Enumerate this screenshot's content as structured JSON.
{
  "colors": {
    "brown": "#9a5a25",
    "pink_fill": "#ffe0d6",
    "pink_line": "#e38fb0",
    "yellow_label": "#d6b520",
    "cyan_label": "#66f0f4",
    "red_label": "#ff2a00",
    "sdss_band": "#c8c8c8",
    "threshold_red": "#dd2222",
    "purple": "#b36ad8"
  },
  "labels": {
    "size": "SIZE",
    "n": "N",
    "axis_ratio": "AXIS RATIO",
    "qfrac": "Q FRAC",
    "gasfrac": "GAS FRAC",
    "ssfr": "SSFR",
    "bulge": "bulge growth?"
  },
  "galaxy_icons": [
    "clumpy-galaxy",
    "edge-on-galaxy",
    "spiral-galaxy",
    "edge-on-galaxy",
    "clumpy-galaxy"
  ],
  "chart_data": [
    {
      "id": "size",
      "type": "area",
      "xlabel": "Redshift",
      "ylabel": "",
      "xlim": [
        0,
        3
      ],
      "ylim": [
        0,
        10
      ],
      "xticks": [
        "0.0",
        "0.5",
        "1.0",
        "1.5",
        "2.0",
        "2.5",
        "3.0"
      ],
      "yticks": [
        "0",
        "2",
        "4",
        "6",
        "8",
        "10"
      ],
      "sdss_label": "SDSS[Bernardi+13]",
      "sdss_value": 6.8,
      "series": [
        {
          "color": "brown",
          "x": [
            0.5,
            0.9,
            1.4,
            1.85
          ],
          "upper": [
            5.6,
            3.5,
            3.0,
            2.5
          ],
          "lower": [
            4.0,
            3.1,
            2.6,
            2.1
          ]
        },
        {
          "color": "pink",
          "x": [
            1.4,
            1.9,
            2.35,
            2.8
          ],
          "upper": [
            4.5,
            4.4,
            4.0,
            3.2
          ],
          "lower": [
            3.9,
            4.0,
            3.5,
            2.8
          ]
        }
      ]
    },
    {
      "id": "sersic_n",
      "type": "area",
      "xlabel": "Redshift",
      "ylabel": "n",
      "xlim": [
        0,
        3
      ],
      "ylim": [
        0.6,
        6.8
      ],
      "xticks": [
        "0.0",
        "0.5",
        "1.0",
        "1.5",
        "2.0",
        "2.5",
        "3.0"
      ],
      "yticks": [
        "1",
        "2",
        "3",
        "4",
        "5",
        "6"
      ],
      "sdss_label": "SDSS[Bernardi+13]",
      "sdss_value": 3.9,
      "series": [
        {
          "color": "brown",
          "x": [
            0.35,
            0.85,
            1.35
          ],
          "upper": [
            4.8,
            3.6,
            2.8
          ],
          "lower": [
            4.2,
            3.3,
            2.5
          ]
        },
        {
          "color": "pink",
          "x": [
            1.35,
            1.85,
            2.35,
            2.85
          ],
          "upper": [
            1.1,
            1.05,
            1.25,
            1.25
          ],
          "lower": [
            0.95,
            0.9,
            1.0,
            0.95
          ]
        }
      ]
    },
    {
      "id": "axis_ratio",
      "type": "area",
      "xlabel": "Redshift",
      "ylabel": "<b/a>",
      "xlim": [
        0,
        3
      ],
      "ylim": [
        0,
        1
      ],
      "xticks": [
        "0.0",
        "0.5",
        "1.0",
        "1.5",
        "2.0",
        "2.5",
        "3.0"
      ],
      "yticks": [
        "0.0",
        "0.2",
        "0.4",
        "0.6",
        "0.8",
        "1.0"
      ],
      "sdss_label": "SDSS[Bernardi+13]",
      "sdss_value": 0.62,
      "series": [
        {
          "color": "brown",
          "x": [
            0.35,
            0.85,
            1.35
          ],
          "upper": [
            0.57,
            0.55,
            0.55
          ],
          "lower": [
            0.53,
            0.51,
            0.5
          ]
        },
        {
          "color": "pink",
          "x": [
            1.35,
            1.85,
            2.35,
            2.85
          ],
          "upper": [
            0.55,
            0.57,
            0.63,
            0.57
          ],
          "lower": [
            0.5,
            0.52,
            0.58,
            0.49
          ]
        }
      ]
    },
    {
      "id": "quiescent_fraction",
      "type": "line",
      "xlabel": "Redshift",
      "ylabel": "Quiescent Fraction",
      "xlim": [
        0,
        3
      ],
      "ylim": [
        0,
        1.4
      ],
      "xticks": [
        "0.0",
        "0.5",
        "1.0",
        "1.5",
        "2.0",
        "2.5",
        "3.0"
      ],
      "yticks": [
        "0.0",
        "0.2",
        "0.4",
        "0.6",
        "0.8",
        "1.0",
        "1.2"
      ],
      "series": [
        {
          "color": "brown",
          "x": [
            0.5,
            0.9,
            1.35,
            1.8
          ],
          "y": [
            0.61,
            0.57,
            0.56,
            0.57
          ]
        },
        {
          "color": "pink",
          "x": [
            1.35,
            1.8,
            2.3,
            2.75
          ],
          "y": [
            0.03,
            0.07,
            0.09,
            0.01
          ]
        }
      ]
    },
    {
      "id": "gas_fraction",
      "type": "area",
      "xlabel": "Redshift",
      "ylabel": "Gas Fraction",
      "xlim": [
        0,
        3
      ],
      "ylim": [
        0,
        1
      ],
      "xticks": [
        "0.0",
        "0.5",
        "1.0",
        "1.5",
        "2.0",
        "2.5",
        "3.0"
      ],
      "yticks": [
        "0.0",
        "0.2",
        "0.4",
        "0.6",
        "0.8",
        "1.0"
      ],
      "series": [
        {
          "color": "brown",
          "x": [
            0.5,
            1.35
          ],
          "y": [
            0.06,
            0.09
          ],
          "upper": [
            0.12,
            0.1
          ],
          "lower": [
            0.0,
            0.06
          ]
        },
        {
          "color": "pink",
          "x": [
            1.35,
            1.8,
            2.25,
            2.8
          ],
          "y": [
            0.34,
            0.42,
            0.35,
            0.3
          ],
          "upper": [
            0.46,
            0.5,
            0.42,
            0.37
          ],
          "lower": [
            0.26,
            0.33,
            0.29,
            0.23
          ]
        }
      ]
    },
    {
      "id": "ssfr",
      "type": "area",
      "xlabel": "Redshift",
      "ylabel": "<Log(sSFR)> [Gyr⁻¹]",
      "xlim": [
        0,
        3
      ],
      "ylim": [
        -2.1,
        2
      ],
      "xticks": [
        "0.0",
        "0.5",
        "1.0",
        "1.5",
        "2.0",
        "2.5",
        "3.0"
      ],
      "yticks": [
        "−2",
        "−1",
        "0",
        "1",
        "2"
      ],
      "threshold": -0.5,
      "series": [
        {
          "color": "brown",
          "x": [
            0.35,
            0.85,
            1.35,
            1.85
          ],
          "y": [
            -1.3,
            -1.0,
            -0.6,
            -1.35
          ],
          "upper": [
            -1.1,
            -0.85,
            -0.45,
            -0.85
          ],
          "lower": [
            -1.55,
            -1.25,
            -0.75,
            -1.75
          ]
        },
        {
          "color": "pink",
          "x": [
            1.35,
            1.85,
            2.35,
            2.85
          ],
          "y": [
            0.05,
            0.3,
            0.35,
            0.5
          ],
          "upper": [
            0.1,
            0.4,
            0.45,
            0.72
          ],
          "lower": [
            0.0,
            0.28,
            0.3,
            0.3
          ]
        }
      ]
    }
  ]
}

........

> What this task involves: Copy out each record from above, exactly.

> Result:
Enumerate this screenshot's content as structured JSON.
{
  "colors": {
    "brown": "#9a5a25",
    "pink_fill": "#ffe0d6",
    "pink_line": "#e38fb0",
    "yellow_label": "#d6b520",
    "cyan_label": "#66f0f4",
    "red_label": "#ff2a00",
    "sdss_band": "#c8c8c8",
    "threshold_red": "#dd2222",
    "purple": "#b36ad8"
  },
  "labels": {
    "size": "SIZE",
    "n": "N",
    "axis_ratio": "AXIS RATIO",
    "qfrac": "Q FRAC",
    "gasfrac": "GAS FRAC",
    "ssfr": "SSFR",
    "bulge": "bulge growth?"
  },
  "galaxy_icons": [
    "clumpy-galaxy",
    "edge-on-galaxy",
    "spiral-galaxy",
    "edge-on-galaxy",
    "clumpy-galaxy"
  ],
  "chart_data": [
    {
      "id": "size",
      "type": "area",
      "xlabel": "Redshift",
      "ylabel": "",
      "xlim": [
        0,
        3
      ],
      "ylim": [
        0,
        10
      ],
      "xticks": [
        "0.0",
        "0.5",
        "1.0",
        "1.5",
        "2.0",
        "2.5",
        "3.0"
      ],
      "yticks": [
        "0",
        "2",
        "4",
        "6",
        "8",
        "10"
      ],
      "sdss_label": "SDSS[Bernardi+13]",
      "sdss_value": 6.8,
      "series": [
        {
          "color": "brown",
          "x": [
            0.5,
            0.9,
            1.4,
            1.85
          ],
          "upper": [
            5.6,
            3.5,
            3.0,
            2.5
          ],
          "lower": [
            4.0,
            3.1,
            2.6,
            2.1
          ]
        },
        {
          "color": "pink",
          "x": [
            1.4,
            1.9,
            2.35,
            2.8
          ],
          "upper": [
            4.5,
            4.4,
            4.0,
            3.2
          ],
          "lower": [
            3.9,
            4.0,
            3.5,
            2.8
          ]
        }
      ]
    },
    {
      "id": "sersic_n",
      "type": "area",
      "xlabel": "Redshift",
      "ylabel": "n",
      "xlim": [
        0,
        3
      ],
      "ylim": [
        0.6,
        6.8
      ],
      "xticks": [
        "0.0",
        "0.5",
        "1.0",
        "1.5",
        "2.0",
        "2.5",
        "3.0"
      ],
      "yticks": [
        "1",
        "2",
        "3",
        "4",
        "5",
        "6"
      ],
      "sdss_label": "SDSS[Bernardi+13]",
      "sdss_value": 3.9,
      "series": [
        {
          "color": "brown",
          "x": [
            0.35,
            0.85,
            1.35
          ],
          "upper": [
            4.8,
            3.6,
            2.8
          ],
          "lower": [
            4.2,
            3.3,
            2.5
          ]
        },
        {
          "color": "pink",
          "x": [
            1.35,
            1.85,
            2.35,
            2.85
          ],
          "upper": [
            1.1,
            1.05,
            1.25,
            1.25
          ],
          "lower": [
            0.95,
            0.9,
            1.0,
            0.95
          ]
        }
      ]
    },
    {
      "id": "axis_ratio",
      "type": "area",
      "xlabel": "Redshift",
      "ylabel": "<b/a>",
      "xlim": [
        0,
        3
      ],
      "ylim": [
        0,
        1
      ],
      "xticks": [
        "0.0",
        "0.5",
        "1.0",
        "1.5",
        "2.0",
        "2.5",
        "3.0"
      ],
      "yticks": [
        "0.0",
        "0.2",
        "0.4",
        "0.6",
        "0.8",
        "1.0"
      ],
      "sdss_label": "SDSS[Bernardi+13]",
      "sdss_value": 0.62,
      "series": [
        {
          "color": "brown",
          "x": [
            0.35,
            0.85,
            1.35
          ],
          "upper": [
            0.57,
            0.55,
            0.55
          ],
          "lower": [
            0.53,
            0.51,
            0.5
          ]
        },
        {
          "color": "pink",
          "x": [
            1.35,
            1.85,
            2.35,
            2.85
          ],
          "upper": [
            0.55,
            0.57,
            0.63,
            0.57
          ],
          "lower": [
            0.5,
            0.52,
            0.58,
            0.49
          ]
        }
      ]
    },
    {
      "id": "quiescent_fraction",
      "type": "line",
      "xlabel": "Redshift",
      "ylabel": "Quiescent Fraction",
      "xlim": [
        0,
        3
      ],
      "ylim": [
        0,
        1.4
      ],
      "xticks": [
        "0.0",
        "0.5",
        "1.0",
        "1.5",
        "2.0",
        "2.5",
        "3.0"
      ],
      "yticks": [
        "0.0",
        "0.2",
        "0.4",
        "0.6",
        "0.8",
        "1.0",
        "1.2"
      ],
      "series": [
        {
          "color": "brown",
          "x": [
            0.5,
            0.9,
            1.35,
            1.8
          ],
          "y": [
            0.61,
            0.57,
            0.56,
            0.57
          ]
        },
        {
          "color": "pink",
          "x": [
            1.35,
            1.8,
            2.3,
            2.75
          ],
          "y": [
            0.03,
            0.07,
            0.09,
            0.01
          ]
        }
      ]
    },
    {
      "id": "gas_fraction",
      "type": "area",
      "xlabel": "Redshift",
      "ylabel": "Gas Fraction",
      "xlim": [
        0,
        3
      ],
      "ylim": [
        0,
        1
      ],
      "xticks": [
        "0.0",
        "0.5",
        "1.0",
        "1.5",
        "2.0",
        "2.5",
        "3.0"
      ],
      "yticks": [
        "0.0",
        "0.2",
        "0.4",
        "0.6",
        "0.8",
        "1.0"
      ],
      "series": [
        {
          "color": "brown",
          "x": [
            0.5,
            1.35
          ],
          "y": [
            0.06,
            0.09
          ],
          "upper": [
            0.12,
            0.1
          ],
          "lower": [
            0.0,
            0.06
          ]
        },
        {
          "color": "pink",
          "x": [
            1.35,
            1.8,
            2.25,
            2.8
          ],
          "y": [
            0.34,
            0.42,
            0.35,
            0.3
          ],
          "upper": [
            0.46,
            0.5,
            0.42,
            0.37
          ],
          "lower": [
            0.26,
            0.33,
            0.29,
            0.23
          ]
        }
      ]
    },
    {
      "id": "ssfr",
      "type": "area",
      "xlabel": "Redshift",
      "ylabel": "<Log(sSFR)> [Gyr⁻¹]",
      "xlim": [
        0,
        3
      ],
      "ylim": [
        -2.1,
        2
      ],
      "xticks": [
        "0.0",
        "0.5",
        "1.0",
        "1.5",
        "2.0",
        "2.5",
        "3.0"
      ],
      "yticks": [
        "−2",
        "−1",
        "0",
        "1",
        "2"
      ],
      "threshold": -0.5,
      "series": [
        {
          "color": "brown",
          "x": [
            0.35,
            0.85,
            1.35,
            1.85
          ],
          "y": [
            -1.3,
            -1.0,
            -0.6,
            -1.35
          ],
          "upper": [
            -1.1,
            -0.85,
            -0.45,
            -0.85
          ],
          "lower": [
            -1.55,
            -1.25,
            -0.75,
            -1.75
          ]
        },
        {
          "color": "pink",
          "x": [
            1.35,
            1.85,
            2.35,
            2.85
          ],
          "y": [
            0.05,
            0.3,
            0.35,
            0.5
          ],
          "upper": [
            0.1,
            0.4,
            0.45,
            0.72
          ],
          "lower": [
            0.0,
            0.28,
            0.3,
            0.3
          ]
        }
      ]
    }
  ]
}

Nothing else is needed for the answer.